### Written problem
Filter the entries, keeping every line with the word "became".

### Record list
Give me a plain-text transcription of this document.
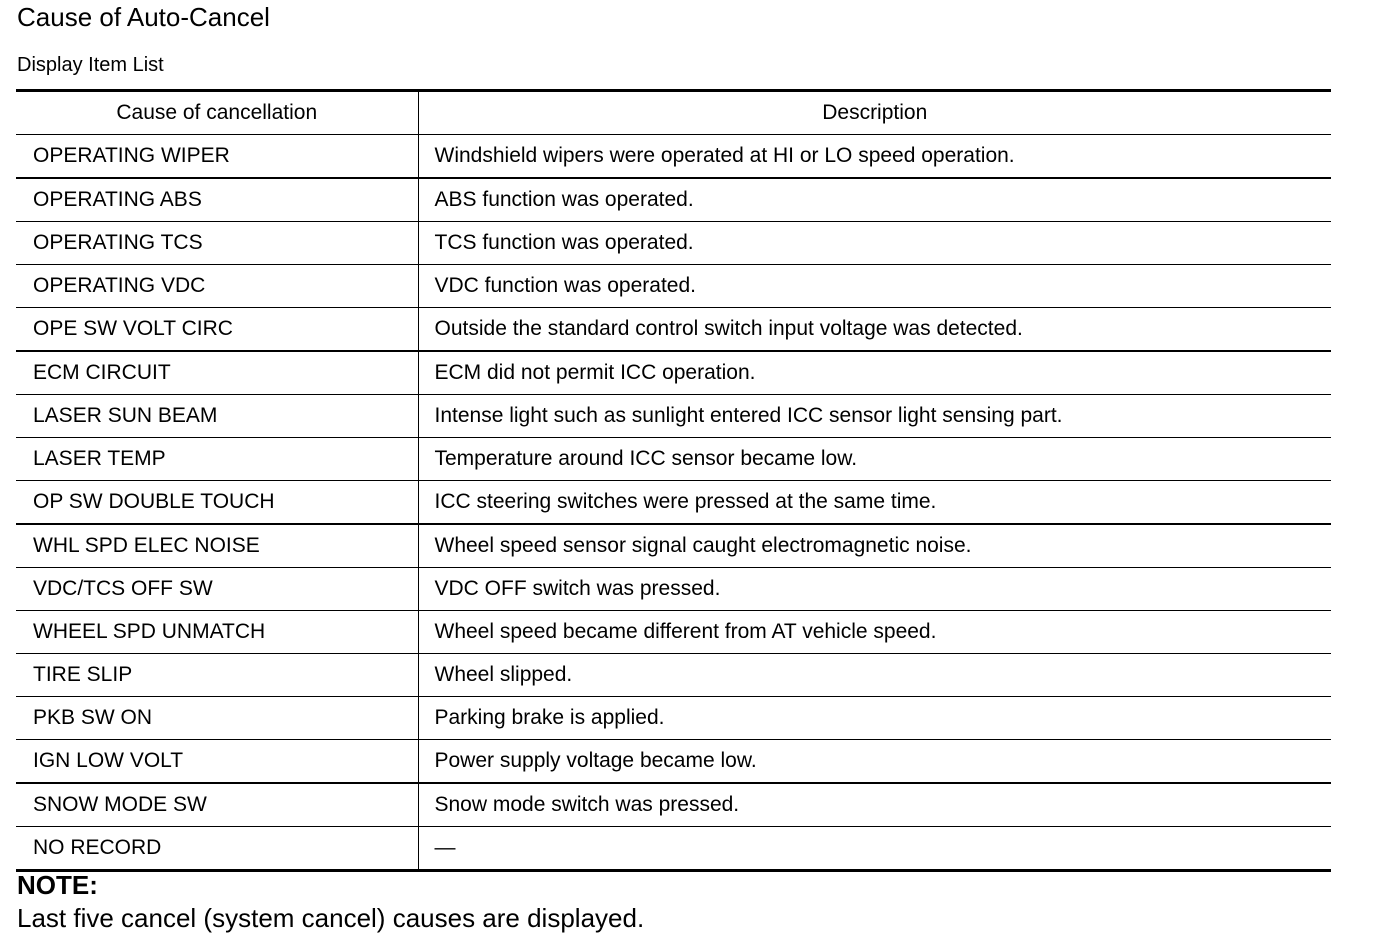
Cause of Auto-Cancel
Display Item List
Cause of cancellation	Description
OPERATING WIPER	Windshield wipers were operated at HI or LO speed operation.
OPERATING ABS	ABS function was operated.
OPERATING TCS	TCS function was operated.
OPERATING VDC	VDC function was operated.
OPE SW VOLT CIRC	Outside the standard control switch input voltage was detected.
ECM CIRCUIT	ECM did not permit ICC operation.
LASER SUN BEAM	Intense light such as sunlight entered ICC sensor light sensing part.
LASER TEMP	Temperature around ICC sensor became low.
OP SW DOUBLE TOUCH	ICC steering switches were pressed at the same time.
WHL SPD ELEC NOISE	Wheel speed sensor signal caught electromagnetic noise.
VDC/TCS OFF SW	VDC OFF switch was pressed.
WHEEL SPD UNMATCH	Wheel speed became different from AT vehicle speed.
TIRE SLIP	Wheel slipped.
PKB SW ON	Parking brake is applied.
IGN LOW VOLT	Power supply voltage became low.
SNOW MODE SW	Snow mode switch was pressed.
NO RECORD	—
NOTE:
Last five cancel (system cancel) causes are displayed.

### Complete response
LASER TEMP	Temperature around ICC sensor became low.
WHEEL SPD UNMATCH	Wheel speed became different from AT vehicle speed.
IGN LOW VOLT	Power supply voltage became low.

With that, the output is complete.